Dataset entries
__________

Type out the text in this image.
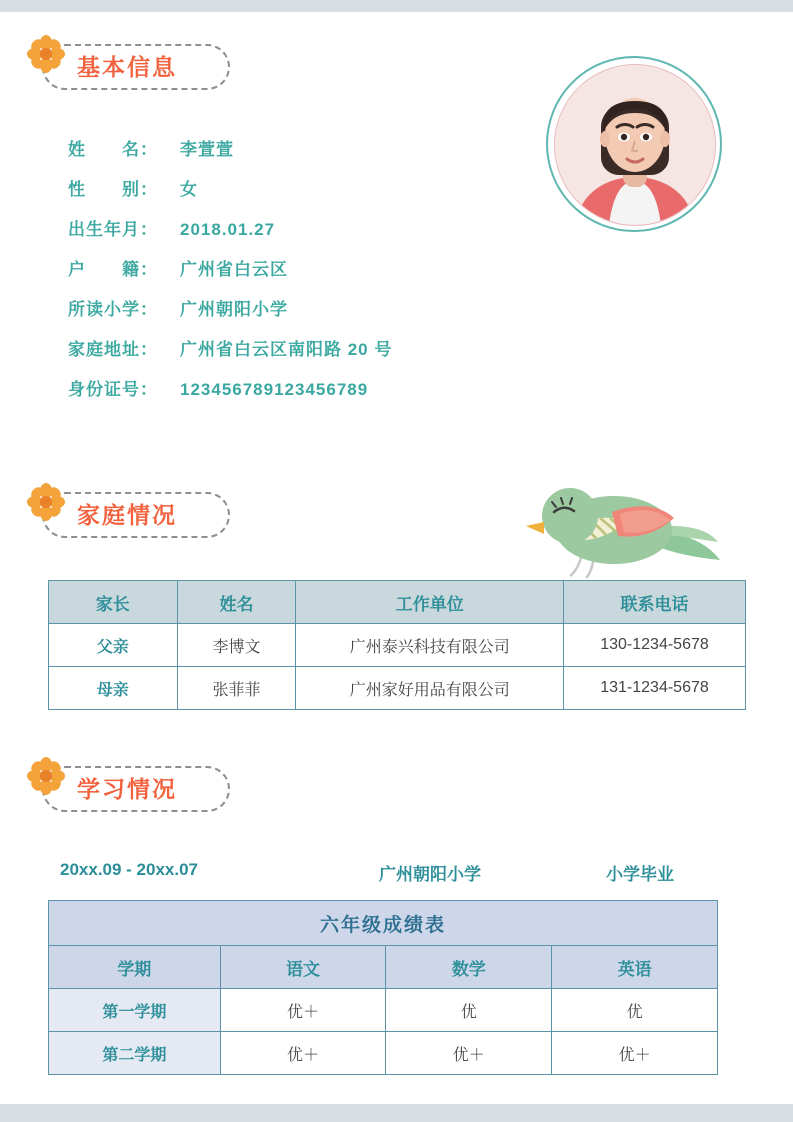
基本信息
姓　　名：	李萱萱
性　　别：	女
出生年月：	2018.01.27
户　　籍：	广州省白云区
所读小学：	广州朝阳小学
家庭地址：	广州省白云区南阳路 20 号
身份证号：	123456789123456789
家庭情况
家长	姓名	工作单位	联系电话
父亲	李博文	广州泰兴科技有限公司	130-1234-5678
母亲	张菲菲	广州家好用品有限公司	131-1234-5678
学习情况
20xx.09 - 20xx.07	广州朝阳小学	小学毕业
六年级成绩表			
学期	语文	数学	英语
第一学期	优＋	优	优
第二学期	优＋	优＋	优＋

__________

*GIVEN TASK*. In the entries above, find each line with the word "广州朝阳小学" and copy it.

*FULL RESPONSE*.
所读小学：	广州朝阳小学
20xx.09 - 20xx.07	广州朝阳小学	小学毕业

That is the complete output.